* [TASK MATERIAL]
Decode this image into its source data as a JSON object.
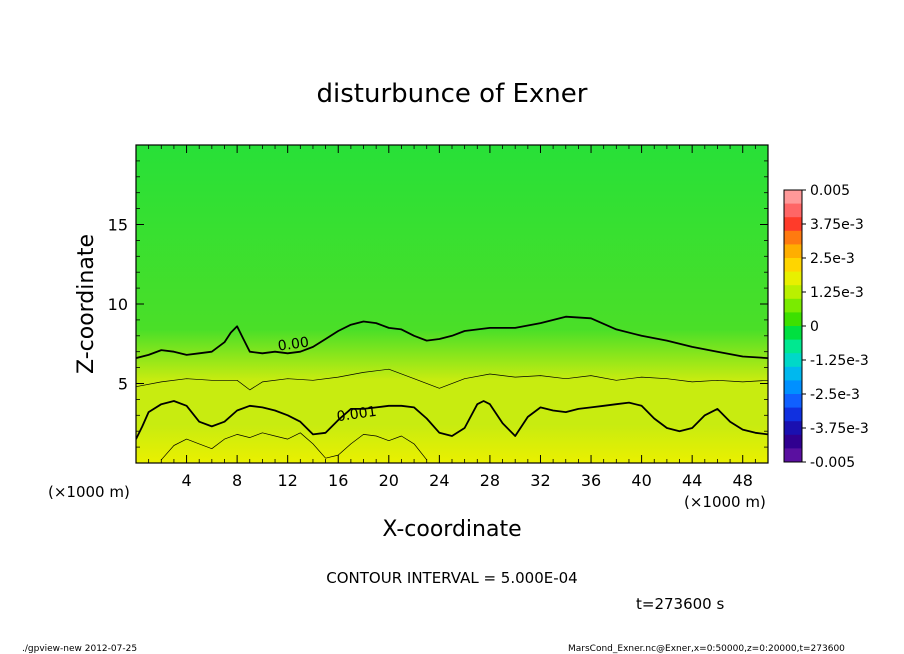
{
  "chart_data": {
    "type": "heatmap",
    "title": "disturbunce of Exner",
    "xlabel": "X-coordinate",
    "ylabel": "Z-coordinate",
    "x_unit_left": "(×1000 m)",
    "x_unit_right": "(×1000 m)",
    "xlim": [
      0,
      50
    ],
    "ylim": [
      0,
      20
    ],
    "x_ticks": [
      4,
      8,
      12,
      16,
      20,
      24,
      28,
      32,
      36,
      40,
      44,
      48
    ],
    "y_ticks": [
      5,
      10,
      15
    ],
    "contour_interval_text": "CONTOUR INTERVAL = 5.000E-04",
    "time_text": "t=273600 s",
    "footer_left": "./gpview-new  2012-07-25",
    "footer_right": "MarsCond_Exner.nc@Exner,x=0:50000,z=0:20000,t=273600",
    "contours": [
      {
        "label": "0.00",
        "level": 0.0,
        "bold": true,
        "x": [
          0,
          1,
          2,
          3,
          4,
          5,
          6,
          7,
          7.5,
          8,
          8.5,
          9,
          10,
          11,
          12,
          13,
          14,
          15,
          16,
          17,
          18,
          19,
          20,
          21,
          22,
          23,
          24,
          25,
          26,
          28,
          30,
          32,
          34,
          36,
          38,
          40,
          42,
          44,
          46,
          48,
          50
        ],
        "z": [
          6.6,
          6.8,
          7.1,
          7.0,
          6.8,
          6.9,
          7.0,
          7.6,
          8.2,
          8.6,
          7.8,
          7.0,
          6.9,
          7.0,
          6.9,
          7.0,
          7.3,
          7.8,
          8.3,
          8.7,
          8.9,
          8.8,
          8.5,
          8.4,
          8.0,
          7.7,
          7.8,
          8.0,
          8.3,
          8.5,
          8.5,
          8.8,
          9.2,
          9.1,
          8.4,
          8.0,
          7.7,
          7.3,
          7.0,
          6.7,
          6.6
        ],
        "label_x": 12.5,
        "label_z": 7.2
      },
      {
        "label": "",
        "level": 0.0005,
        "bold": false,
        "x": [
          0,
          2,
          4,
          6,
          8,
          9,
          10,
          12,
          14,
          16,
          18,
          20,
          22,
          24,
          26,
          28,
          30,
          32,
          34,
          36,
          38,
          40,
          42,
          44,
          46,
          48,
          50
        ],
        "z": [
          4.8,
          5.1,
          5.3,
          5.2,
          5.2,
          4.6,
          5.1,
          5.3,
          5.2,
          5.4,
          5.7,
          5.9,
          5.3,
          4.7,
          5.3,
          5.6,
          5.4,
          5.5,
          5.3,
          5.5,
          5.2,
          5.4,
          5.3,
          5.1,
          5.2,
          5.1,
          5.2
        ]
      },
      {
        "label": "0.001",
        "level": 0.001,
        "bold": true,
        "x": [
          0,
          0.5,
          1,
          2,
          3,
          4,
          5,
          6,
          7,
          8,
          9,
          10,
          11,
          12,
          13,
          14,
          15,
          16,
          17,
          18,
          19,
          20,
          21,
          22,
          23,
          24,
          25,
          26,
          27,
          27.5,
          28,
          29,
          30,
          31,
          32,
          33,
          34,
          35,
          36,
          37,
          38,
          39,
          40,
          41,
          42,
          43,
          44,
          45,
          46,
          47,
          48,
          49,
          50
        ],
        "z": [
          1.5,
          2.3,
          3.2,
          3.7,
          3.9,
          3.6,
          2.6,
          2.3,
          2.6,
          3.3,
          3.6,
          3.5,
          3.3,
          3.0,
          2.6,
          1.8,
          1.9,
          2.7,
          3.4,
          3.4,
          3.5,
          3.6,
          3.6,
          3.5,
          2.8,
          1.9,
          1.7,
          2.2,
          3.7,
          3.9,
          3.7,
          2.5,
          1.7,
          2.9,
          3.5,
          3.3,
          3.2,
          3.4,
          3.5,
          3.6,
          3.7,
          3.8,
          3.6,
          2.8,
          2.2,
          2.0,
          2.2,
          3.0,
          3.4,
          2.6,
          2.1,
          1.9,
          1.8
        ],
        "label_x": 17.5,
        "label_z": 2.8
      },
      {
        "label": "",
        "level": 0.0015,
        "bold": false,
        "x": [
          2,
          3,
          4,
          5,
          6,
          7,
          8,
          9,
          10,
          11,
          12,
          13,
          14,
          15,
          16,
          17,
          18,
          19,
          20,
          21,
          22,
          23
        ],
        "z": [
          0.2,
          1.1,
          1.5,
          1.2,
          0.9,
          1.5,
          1.8,
          1.6,
          1.9,
          1.7,
          1.5,
          1.9,
          1.2,
          0.3,
          0.5,
          1.2,
          1.8,
          1.7,
          1.4,
          1.7,
          1.2,
          0.2
        ]
      }
    ],
    "colorbar": {
      "min": -0.005,
      "max": 0.005,
      "labels": [
        "0.005",
        "3.75e-3",
        "2.5e-3",
        "1.25e-3",
        "0",
        "-1.25e-3",
        "-2.5e-3",
        "-3.75e-3",
        "-0.005"
      ],
      "colors": [
        "#ff9999",
        "#ff6666",
        "#ff3b2a",
        "#ff7a10",
        "#ffae00",
        "#ffd500",
        "#e8f000",
        "#baf000",
        "#7aeb00",
        "#3de000",
        "#00e040",
        "#00e890",
        "#00d8c8",
        "#00b8ee",
        "#0090ff",
        "#1060ff",
        "#1030e0",
        "#1a10b0",
        "#300090",
        "#5a10a0"
      ]
    },
    "colors": {
      "top": "#28e038",
      "mid": "#4adf28",
      "low": "#c8ec10",
      "bottom": "#eaf000"
    }
  }
}
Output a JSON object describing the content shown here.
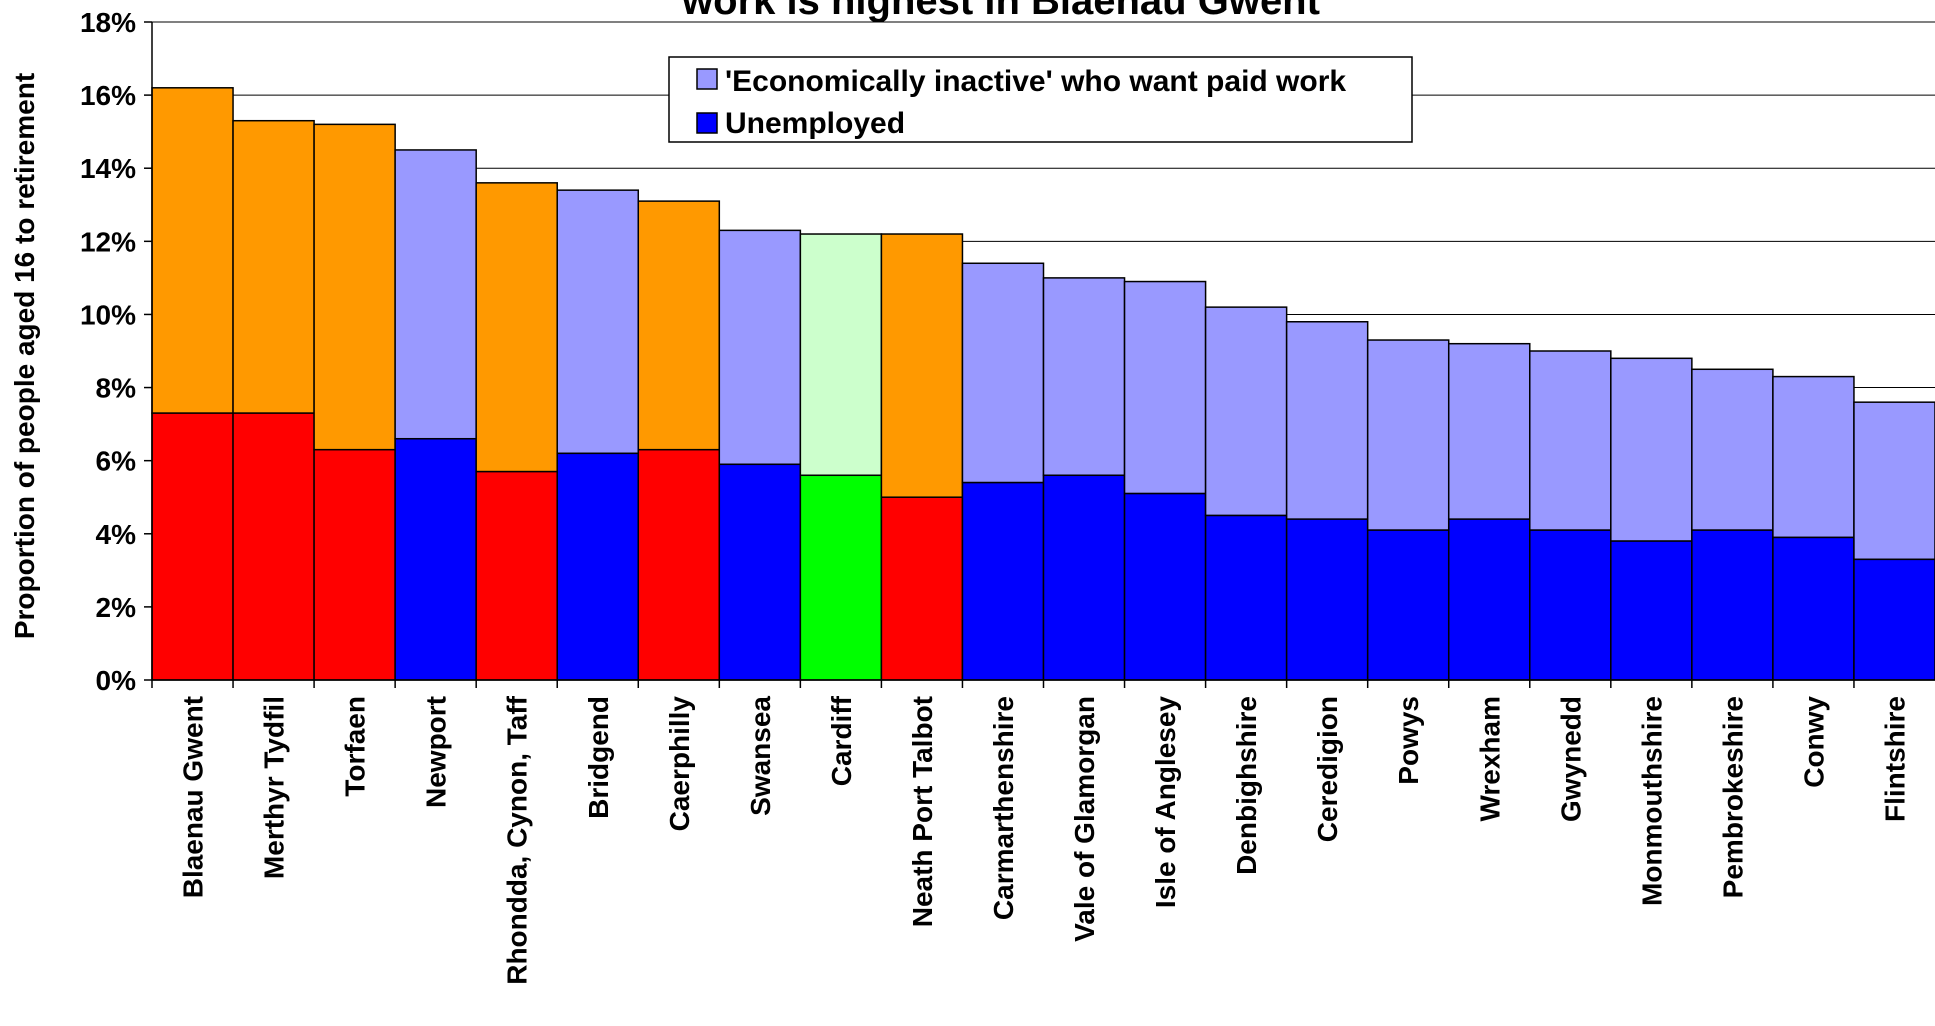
{
  "chart_data": {
    "type": "bar",
    "stacked": true,
    "title": "work is highest in Blaenau Gwent",
    "xlabel": "",
    "ylabel": "Proportion of people aged 16 to retirement",
    "ylim": [
      0,
      18
    ],
    "yticks": [
      "0%",
      "2%",
      "4%",
      "6%",
      "8%",
      "10%",
      "12%",
      "14%",
      "16%",
      "18%"
    ],
    "grid": true,
    "legend_position": "top-center",
    "categories": [
      "Blaenau Gwent",
      "Merthyr Tydfil",
      "Torfaen",
      "Newport",
      "Rhondda, Cynon, Taff",
      "Bridgend",
      "Caerphilly",
      "Swansea",
      "Cardiff",
      "Neath Port Talbot",
      "Carmarthenshire",
      "Vale of Glamorgan",
      "Isle of Anglesey",
      "Denbighshire",
      "Ceredigion",
      "Powys",
      "Wrexham",
      "Gwynedd",
      "Monmouthshire",
      "Pembrokeshire",
      "Conwy",
      "Flintshire"
    ],
    "series": [
      {
        "name": "Unemployed",
        "values": [
          7.3,
          7.3,
          6.3,
          6.6,
          5.7,
          6.2,
          6.3,
          5.9,
          5.6,
          5.0,
          5.4,
          5.6,
          5.1,
          4.5,
          4.4,
          4.1,
          4.4,
          4.1,
          3.8,
          4.1,
          3.9,
          3.3
        ]
      },
      {
        "name": "'Economically inactive' who want paid work",
        "values": [
          8.9,
          8.0,
          8.9,
          7.9,
          7.9,
          7.2,
          6.8,
          6.4,
          6.6,
          7.2,
          6.0,
          5.4,
          5.8,
          5.7,
          5.4,
          5.2,
          4.8,
          4.9,
          5.0,
          4.4,
          4.4,
          4.3
        ]
      }
    ],
    "category_colors": [
      "red",
      "red",
      "red",
      "blue",
      "red",
      "blue",
      "red",
      "blue",
      "green",
      "red",
      "blue",
      "blue",
      "blue",
      "blue",
      "blue",
      "blue",
      "blue",
      "blue",
      "blue",
      "blue",
      "blue",
      "blue"
    ],
    "palettes": {
      "blue": {
        "unemployed": "#0000FF",
        "inactive": "#9999FF"
      },
      "red": {
        "unemployed": "#FF0000",
        "inactive": "#FF9900"
      },
      "green": {
        "unemployed": "#00FF00",
        "inactive": "#CCFFCC"
      }
    },
    "legend": [
      {
        "label": "'Economically inactive' who want paid work",
        "color": "#9999FF"
      },
      {
        "label": "Unemployed",
        "color": "#0000FF"
      }
    ]
  }
}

* [WRITTEN REQUEST]
From the records above, copy every line that holds the word "want".

* [FINISHED ANSWER]
        "name": "'Economically inactive' who want paid work",
        "label": "'Economically inactive' who want paid work",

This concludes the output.